Stored entries:
-=-=-

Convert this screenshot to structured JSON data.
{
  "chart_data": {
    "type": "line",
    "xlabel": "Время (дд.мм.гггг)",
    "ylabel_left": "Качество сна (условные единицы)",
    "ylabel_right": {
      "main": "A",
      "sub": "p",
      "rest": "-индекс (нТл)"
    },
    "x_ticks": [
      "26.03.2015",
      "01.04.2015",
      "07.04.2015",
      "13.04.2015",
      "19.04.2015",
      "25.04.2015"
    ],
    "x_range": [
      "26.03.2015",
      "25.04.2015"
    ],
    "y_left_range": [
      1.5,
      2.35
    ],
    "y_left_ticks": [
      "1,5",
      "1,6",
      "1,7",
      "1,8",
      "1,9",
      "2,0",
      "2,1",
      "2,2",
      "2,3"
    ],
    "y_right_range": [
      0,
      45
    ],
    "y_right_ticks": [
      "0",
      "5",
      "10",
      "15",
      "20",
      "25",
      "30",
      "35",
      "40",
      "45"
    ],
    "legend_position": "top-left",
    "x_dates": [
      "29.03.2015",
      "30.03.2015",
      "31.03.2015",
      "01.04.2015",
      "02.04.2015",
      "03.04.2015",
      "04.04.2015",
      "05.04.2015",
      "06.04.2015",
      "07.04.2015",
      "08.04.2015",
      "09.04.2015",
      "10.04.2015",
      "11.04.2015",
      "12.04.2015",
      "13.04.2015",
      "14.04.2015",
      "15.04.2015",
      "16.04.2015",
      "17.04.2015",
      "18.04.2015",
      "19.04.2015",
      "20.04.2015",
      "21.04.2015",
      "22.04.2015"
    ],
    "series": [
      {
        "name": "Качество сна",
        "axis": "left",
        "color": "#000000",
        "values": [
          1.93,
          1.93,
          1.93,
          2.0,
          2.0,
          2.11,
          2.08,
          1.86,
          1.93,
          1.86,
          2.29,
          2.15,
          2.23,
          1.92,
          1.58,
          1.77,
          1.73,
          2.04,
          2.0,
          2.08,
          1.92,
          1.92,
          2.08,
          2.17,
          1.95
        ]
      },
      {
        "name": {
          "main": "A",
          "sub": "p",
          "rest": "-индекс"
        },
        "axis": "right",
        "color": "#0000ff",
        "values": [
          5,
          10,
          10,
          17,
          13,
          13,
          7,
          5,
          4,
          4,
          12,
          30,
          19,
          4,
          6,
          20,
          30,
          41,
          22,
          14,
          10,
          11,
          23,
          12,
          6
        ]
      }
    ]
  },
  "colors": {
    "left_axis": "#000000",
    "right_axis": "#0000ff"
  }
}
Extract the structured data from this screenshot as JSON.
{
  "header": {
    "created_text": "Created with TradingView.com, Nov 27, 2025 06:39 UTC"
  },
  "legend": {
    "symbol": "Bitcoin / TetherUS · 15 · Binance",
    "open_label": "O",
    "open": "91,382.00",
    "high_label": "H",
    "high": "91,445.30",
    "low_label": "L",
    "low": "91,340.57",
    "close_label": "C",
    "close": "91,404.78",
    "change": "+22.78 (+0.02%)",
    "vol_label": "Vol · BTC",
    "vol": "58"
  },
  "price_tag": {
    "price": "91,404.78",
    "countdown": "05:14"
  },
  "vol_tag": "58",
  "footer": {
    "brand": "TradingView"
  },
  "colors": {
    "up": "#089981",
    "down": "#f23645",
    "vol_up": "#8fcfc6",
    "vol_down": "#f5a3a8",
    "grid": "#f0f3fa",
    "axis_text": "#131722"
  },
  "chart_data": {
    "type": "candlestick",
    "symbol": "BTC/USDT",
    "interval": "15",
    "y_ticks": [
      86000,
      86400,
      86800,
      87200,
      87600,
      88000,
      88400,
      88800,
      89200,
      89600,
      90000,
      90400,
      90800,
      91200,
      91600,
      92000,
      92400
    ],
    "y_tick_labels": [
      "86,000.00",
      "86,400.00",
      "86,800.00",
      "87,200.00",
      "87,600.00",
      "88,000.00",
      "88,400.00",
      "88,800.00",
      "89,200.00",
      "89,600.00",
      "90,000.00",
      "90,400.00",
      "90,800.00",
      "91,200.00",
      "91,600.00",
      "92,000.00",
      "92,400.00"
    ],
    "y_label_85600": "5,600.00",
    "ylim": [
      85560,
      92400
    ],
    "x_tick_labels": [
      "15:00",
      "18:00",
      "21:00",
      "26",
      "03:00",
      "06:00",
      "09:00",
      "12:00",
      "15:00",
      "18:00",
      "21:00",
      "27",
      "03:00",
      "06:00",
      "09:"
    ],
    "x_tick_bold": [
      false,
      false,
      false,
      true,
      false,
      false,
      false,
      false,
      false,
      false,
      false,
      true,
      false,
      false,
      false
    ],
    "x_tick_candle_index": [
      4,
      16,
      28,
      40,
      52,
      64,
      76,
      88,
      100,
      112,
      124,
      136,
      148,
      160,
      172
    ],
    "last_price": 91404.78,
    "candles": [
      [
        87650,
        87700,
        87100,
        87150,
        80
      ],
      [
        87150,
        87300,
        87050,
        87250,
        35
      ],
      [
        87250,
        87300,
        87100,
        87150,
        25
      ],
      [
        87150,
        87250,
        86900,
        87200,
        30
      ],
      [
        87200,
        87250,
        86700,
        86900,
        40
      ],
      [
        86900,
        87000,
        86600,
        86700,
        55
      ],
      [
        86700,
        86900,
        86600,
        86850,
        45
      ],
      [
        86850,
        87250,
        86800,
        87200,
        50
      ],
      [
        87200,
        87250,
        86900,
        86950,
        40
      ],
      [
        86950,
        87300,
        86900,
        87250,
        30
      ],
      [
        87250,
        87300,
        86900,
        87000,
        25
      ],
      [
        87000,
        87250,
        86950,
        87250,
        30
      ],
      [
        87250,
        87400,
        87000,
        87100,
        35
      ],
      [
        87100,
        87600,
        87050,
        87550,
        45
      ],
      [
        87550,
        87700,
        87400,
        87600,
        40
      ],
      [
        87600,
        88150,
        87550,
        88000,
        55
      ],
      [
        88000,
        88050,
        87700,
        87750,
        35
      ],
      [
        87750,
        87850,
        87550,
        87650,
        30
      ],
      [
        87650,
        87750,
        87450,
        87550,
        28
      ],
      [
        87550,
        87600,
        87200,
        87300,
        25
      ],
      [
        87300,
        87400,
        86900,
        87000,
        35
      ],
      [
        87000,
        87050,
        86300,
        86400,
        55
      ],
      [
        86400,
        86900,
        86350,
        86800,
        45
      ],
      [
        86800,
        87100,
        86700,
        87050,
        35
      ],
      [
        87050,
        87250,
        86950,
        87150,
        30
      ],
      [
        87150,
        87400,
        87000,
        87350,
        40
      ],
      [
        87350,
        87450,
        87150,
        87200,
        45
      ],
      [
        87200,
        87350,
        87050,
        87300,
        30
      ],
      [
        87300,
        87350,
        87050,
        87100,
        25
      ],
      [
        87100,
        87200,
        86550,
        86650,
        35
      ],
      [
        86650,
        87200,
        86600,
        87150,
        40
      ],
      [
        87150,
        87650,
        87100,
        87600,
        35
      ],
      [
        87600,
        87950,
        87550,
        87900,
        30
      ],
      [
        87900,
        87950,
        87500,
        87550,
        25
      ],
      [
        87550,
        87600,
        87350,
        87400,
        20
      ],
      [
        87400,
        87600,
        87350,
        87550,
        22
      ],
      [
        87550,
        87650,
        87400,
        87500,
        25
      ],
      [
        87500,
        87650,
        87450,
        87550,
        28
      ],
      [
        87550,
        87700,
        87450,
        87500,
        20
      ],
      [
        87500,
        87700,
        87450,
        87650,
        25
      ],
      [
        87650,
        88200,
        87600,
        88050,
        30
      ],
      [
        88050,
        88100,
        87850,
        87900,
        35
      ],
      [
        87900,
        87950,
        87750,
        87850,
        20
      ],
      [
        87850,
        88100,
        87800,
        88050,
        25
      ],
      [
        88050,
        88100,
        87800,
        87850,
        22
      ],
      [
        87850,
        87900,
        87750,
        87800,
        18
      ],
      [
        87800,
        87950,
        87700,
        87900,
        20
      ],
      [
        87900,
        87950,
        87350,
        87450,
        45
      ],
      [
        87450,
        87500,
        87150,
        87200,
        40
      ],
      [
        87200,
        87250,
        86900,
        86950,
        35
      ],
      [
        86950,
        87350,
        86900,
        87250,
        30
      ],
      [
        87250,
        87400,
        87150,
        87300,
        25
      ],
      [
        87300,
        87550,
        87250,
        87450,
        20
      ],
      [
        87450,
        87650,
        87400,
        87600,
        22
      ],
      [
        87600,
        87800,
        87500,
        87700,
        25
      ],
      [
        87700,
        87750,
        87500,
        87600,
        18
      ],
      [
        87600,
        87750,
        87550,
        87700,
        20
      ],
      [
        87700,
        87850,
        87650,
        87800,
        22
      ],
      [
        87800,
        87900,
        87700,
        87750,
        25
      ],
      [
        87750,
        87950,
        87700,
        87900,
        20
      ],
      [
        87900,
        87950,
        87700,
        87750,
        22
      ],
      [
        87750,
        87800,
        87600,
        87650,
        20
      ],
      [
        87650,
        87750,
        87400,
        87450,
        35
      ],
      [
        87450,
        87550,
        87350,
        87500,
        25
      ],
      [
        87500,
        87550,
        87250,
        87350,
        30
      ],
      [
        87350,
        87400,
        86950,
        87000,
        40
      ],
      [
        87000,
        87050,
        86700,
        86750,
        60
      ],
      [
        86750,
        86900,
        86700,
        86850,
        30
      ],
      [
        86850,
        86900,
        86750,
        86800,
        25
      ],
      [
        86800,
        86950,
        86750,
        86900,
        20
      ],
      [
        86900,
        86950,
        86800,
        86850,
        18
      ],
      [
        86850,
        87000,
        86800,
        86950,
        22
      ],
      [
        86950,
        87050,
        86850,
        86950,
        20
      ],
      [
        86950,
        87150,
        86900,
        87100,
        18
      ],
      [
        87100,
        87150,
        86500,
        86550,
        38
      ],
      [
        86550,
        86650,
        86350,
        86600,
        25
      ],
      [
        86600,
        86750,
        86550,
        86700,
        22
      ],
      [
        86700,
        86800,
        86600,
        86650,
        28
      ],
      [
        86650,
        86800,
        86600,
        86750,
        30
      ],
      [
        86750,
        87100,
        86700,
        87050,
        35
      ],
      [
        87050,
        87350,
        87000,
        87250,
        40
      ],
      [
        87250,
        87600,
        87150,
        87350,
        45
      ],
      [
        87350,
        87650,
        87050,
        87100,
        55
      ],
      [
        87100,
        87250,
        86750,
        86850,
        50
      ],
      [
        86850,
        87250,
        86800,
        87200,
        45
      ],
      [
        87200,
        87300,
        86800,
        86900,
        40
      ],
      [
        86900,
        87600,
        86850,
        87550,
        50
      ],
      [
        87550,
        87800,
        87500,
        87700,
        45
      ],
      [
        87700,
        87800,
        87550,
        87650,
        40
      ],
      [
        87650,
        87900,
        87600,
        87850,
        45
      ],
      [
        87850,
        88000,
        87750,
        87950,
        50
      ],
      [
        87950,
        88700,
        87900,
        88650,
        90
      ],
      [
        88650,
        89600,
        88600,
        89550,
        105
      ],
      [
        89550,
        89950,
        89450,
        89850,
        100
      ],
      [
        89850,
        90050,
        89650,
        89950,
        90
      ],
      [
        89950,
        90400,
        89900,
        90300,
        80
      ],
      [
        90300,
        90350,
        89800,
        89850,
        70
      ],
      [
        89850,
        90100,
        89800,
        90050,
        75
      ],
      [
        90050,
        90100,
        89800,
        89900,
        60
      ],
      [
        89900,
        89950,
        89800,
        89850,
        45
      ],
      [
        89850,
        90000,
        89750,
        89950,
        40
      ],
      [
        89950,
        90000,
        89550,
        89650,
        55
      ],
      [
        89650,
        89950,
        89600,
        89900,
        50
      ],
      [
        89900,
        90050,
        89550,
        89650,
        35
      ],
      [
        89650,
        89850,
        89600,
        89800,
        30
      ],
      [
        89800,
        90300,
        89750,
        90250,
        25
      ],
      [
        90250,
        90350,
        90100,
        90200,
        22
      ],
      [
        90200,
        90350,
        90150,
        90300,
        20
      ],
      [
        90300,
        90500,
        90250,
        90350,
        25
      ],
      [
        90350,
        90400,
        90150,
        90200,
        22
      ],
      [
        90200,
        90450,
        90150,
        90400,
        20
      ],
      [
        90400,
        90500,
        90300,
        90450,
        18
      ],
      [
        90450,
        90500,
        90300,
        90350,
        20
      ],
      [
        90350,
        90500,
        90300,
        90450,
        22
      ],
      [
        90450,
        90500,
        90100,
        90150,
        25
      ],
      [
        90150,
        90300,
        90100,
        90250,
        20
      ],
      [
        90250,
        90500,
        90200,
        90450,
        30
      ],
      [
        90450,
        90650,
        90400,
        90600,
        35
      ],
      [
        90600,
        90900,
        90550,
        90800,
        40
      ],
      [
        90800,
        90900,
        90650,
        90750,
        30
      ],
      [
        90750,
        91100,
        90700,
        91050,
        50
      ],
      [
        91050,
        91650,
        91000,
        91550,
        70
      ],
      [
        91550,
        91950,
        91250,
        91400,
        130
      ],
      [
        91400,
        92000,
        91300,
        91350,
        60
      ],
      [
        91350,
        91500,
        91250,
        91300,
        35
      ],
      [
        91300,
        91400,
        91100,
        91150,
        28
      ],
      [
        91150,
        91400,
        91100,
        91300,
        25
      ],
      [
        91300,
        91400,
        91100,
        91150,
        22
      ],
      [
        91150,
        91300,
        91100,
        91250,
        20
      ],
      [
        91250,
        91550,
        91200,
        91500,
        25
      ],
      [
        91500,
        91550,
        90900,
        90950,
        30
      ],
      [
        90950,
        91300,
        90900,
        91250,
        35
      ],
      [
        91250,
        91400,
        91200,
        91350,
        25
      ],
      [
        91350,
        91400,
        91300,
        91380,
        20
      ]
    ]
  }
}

-=-=-

▶ _Exercise directions_
Return only those lines of the records that contain the string "Качество".

▶ _Result below_
    "ylabel_left": "Качество сна (условные единицы)",
        "name": "Качество сна",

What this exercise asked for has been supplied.